AIM: Every entry must be duplicated precisely as written.

DATA SHOWN:
────────
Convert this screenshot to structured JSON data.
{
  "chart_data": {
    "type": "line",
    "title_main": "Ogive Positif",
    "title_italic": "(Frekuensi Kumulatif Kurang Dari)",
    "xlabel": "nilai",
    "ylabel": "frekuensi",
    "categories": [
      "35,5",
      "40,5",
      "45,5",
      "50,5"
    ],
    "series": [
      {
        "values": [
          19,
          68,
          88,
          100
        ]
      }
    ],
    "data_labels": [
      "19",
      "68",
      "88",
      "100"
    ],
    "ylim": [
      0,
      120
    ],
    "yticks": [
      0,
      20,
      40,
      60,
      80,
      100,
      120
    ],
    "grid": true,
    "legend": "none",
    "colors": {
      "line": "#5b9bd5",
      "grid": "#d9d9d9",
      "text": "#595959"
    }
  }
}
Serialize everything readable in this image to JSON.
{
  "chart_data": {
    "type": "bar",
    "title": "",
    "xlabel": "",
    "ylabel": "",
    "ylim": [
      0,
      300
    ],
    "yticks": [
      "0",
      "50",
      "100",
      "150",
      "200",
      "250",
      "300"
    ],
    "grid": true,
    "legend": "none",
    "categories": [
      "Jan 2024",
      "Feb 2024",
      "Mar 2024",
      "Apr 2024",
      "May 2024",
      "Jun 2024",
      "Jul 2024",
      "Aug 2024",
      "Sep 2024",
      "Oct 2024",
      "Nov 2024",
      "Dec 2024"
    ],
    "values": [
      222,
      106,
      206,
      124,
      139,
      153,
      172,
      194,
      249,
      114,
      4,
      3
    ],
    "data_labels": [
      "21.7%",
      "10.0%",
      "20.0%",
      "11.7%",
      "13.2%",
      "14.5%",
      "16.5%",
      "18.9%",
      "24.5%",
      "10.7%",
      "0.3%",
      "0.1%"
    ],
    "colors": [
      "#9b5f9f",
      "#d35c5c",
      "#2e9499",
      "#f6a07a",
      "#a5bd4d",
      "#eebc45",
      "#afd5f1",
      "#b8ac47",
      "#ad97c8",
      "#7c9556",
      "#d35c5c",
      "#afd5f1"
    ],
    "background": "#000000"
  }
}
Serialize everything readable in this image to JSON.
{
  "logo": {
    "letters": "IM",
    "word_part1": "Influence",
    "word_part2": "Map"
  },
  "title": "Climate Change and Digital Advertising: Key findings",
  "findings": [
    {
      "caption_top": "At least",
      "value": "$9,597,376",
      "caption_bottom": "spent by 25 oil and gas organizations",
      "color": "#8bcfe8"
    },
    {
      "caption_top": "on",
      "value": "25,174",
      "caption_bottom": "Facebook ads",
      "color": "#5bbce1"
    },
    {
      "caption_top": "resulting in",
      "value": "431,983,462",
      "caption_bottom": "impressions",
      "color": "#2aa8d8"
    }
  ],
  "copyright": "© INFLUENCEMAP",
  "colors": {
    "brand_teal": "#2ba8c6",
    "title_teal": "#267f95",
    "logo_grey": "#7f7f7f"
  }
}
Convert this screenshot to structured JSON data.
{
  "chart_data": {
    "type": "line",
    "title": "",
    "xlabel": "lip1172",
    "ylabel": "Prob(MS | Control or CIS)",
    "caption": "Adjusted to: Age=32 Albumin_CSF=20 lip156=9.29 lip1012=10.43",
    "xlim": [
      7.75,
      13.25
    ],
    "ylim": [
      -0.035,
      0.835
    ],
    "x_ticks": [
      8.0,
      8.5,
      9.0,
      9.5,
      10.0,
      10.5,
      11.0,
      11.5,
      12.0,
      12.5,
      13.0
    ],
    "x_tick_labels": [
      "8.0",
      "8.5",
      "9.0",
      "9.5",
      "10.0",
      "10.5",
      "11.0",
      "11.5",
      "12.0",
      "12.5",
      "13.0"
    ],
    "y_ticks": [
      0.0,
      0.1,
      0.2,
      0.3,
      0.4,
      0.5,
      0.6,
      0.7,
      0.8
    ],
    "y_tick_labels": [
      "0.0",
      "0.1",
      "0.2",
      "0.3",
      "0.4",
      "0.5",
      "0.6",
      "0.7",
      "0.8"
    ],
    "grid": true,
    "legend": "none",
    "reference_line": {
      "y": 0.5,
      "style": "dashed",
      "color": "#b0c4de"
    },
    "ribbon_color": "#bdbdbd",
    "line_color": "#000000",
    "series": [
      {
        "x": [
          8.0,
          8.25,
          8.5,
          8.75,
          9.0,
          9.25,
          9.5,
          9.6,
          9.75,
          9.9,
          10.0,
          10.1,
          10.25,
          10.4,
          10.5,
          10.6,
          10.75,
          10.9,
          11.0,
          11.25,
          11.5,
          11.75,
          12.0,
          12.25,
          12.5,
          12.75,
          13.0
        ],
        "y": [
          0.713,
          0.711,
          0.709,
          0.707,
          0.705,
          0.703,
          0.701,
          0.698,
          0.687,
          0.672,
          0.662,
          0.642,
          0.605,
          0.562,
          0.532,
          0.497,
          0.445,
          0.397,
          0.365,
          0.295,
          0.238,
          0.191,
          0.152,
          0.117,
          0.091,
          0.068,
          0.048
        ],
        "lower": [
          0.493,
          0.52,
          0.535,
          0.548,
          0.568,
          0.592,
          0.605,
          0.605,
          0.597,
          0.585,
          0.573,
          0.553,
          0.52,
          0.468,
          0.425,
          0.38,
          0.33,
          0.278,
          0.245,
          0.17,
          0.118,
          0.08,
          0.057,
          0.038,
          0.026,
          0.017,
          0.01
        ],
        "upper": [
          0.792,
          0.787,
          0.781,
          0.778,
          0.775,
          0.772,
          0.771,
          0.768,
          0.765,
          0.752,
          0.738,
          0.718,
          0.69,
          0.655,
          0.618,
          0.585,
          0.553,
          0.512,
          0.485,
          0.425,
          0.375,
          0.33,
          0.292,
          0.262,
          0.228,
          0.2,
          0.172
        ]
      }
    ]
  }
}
────────
THE OUTPUT:
Convert this screenshot to structured JSON data.
{
  "chart_data": {
    "type": "line",
    "title_main": "Ogive Positif",
    "title_italic": "(Frekuensi Kumulatif Kurang Dari)",
    "xlabel": "nilai",
    "ylabel": "frekuensi",
    "categories": [
      "35,5",
      "40,5",
      "45,5",
      "50,5"
    ],
    "series": [
      {
        "values": [
          19,
          68,
          88,
          100
        ]
      }
    ],
    "data_labels": [
      "19",
      "68",
      "88",
      "100"
    ],
    "ylim": [
      0,
      120
    ],
    "yticks": [
      0,
      20,
      40,
      60,
      80,
      100,
      120
    ],
    "grid": true,
    "legend": "none",
    "colors": {
      "line": "#5b9bd5",
      "grid": "#d9d9d9",
      "text": "#595959"
    }
  }
}
Serialize everything readable in this image to JSON.
{
  "chart_data": {
    "type": "bar",
    "title": "",
    "xlabel": "",
    "ylabel": "",
    "ylim": [
      0,
      300
    ],
    "yticks": [
      "0",
      "50",
      "100",
      "150",
      "200",
      "250",
      "300"
    ],
    "grid": true,
    "legend": "none",
    "categories": [
      "Jan 2024",
      "Feb 2024",
      "Mar 2024",
      "Apr 2024",
      "May 2024",
      "Jun 2024",
      "Jul 2024",
      "Aug 2024",
      "Sep 2024",
      "Oct 2024",
      "Nov 2024",
      "Dec 2024"
    ],
    "values": [
      222,
      106,
      206,
      124,
      139,
      153,
      172,
      194,
      249,
      114,
      4,
      3
    ],
    "data_labels": [
      "21.7%",
      "10.0%",
      "20.0%",
      "11.7%",
      "13.2%",
      "14.5%",
      "16.5%",
      "18.9%",
      "24.5%",
      "10.7%",
      "0.3%",
      "0.1%"
    ],
    "colors": [
      "#9b5f9f",
      "#d35c5c",
      "#2e9499",
      "#f6a07a",
      "#a5bd4d",
      "#eebc45",
      "#afd5f1",
      "#b8ac47",
      "#ad97c8",
      "#7c9556",
      "#d35c5c",
      "#afd5f1"
    ],
    "background": "#000000"
  }
}
Serialize everything readable in this image to JSON.
{
  "logo": {
    "letters": "IM",
    "word_part1": "Influence",
    "word_part2": "Map"
  },
  "title": "Climate Change and Digital Advertising: Key findings",
  "findings": [
    {
      "caption_top": "At least",
      "value": "$9,597,376",
      "caption_bottom": "spent by 25 oil and gas organizations",
      "color": "#8bcfe8"
    },
    {
      "caption_top": "on",
      "value": "25,174",
      "caption_bottom": "Facebook ads",
      "color": "#5bbce1"
    },
    {
      "caption_top": "resulting in",
      "value": "431,983,462",
      "caption_bottom": "impressions",
      "color": "#2aa8d8"
    }
  ],
  "copyright": "© INFLUENCEMAP",
  "colors": {
    "brand_teal": "#2ba8c6",
    "title_teal": "#267f95",
    "logo_grey": "#7f7f7f"
  }
}
Convert this screenshot to structured JSON data.
{
  "chart_data": {
    "type": "line",
    "title": "",
    "xlabel": "lip1172",
    "ylabel": "Prob(MS | Control or CIS)",
    "caption": "Adjusted to: Age=32 Albumin_CSF=20 lip156=9.29 lip1012=10.43",
    "xlim": [
      7.75,
      13.25
    ],
    "ylim": [
      -0.035,
      0.835
    ],
    "x_ticks": [
      8.0,
      8.5,
      9.0,
      9.5,
      10.0,
      10.5,
      11.0,
      11.5,
      12.0,
      12.5,
      13.0
    ],
    "x_tick_labels": [
      "8.0",
      "8.5",
      "9.0",
      "9.5",
      "10.0",
      "10.5",
      "11.0",
      "11.5",
      "12.0",
      "12.5",
      "13.0"
    ],
    "y_ticks": [
      0.0,
      0.1,
      0.2,
      0.3,
      0.4,
      0.5,
      0.6,
      0.7,
      0.8
    ],
    "y_tick_labels": [
      "0.0",
      "0.1",
      "0.2",
      "0.3",
      "0.4",
      "0.5",
      "0.6",
      "0.7",
      "0.8"
    ],
    "grid": true,
    "legend": "none",
    "reference_line": {
      "y": 0.5,
      "style": "dashed",
      "color": "#b0c4de"
    },
    "ribbon_color": "#bdbdbd",
    "line_color": "#000000",
    "series": [
      {
        "x": [
          8.0,
          8.25,
          8.5,
          8.75,
          9.0,
          9.25,
          9.5,
          9.6,
          9.75,
          9.9,
          10.0,
          10.1,
          10.25,
          10.4,
          10.5,
          10.6,
          10.75,
          10.9,
          11.0,
          11.25,
          11.5,
          11.75,
          12.0,
          12.25,
          12.5,
          12.75,
          13.0
        ],
        "y": [
          0.713,
          0.711,
          0.709,
          0.707,
          0.705,
          0.703,
          0.701,
          0.698,
          0.687,
          0.672,
          0.662,
          0.642,
          0.605,
          0.562,
          0.532,
          0.497,
          0.445,
          0.397,
          0.365,
          0.295,
          0.238,
          0.191,
          0.152,
          0.117,
          0.091,
          0.068,
          0.048
        ],
        "lower": [
          0.493,
          0.52,
          0.535,
          0.548,
          0.568,
          0.592,
          0.605,
          0.605,
          0.597,
          0.585,
          0.573,
          0.553,
          0.52,
          0.468,
          0.425,
          0.38,
          0.33,
          0.278,
          0.245,
          0.17,
          0.118,
          0.08,
          0.057,
          0.038,
          0.026,
          0.017,
          0.01
        ],
        "upper": [
          0.792,
          0.787,
          0.781,
          0.778,
          0.775,
          0.772,
          0.771,
          0.768,
          0.765,
          0.752,
          0.738,
          0.718,
          0.69,
          0.655,
          0.618,
          0.585,
          0.553,
          0.512,
          0.485,
          0.425,
          0.375,
          0.33,
          0.292,
          0.262,
          0.228,
          0.2,
          0.172
        ]
      }
    ]
  }
}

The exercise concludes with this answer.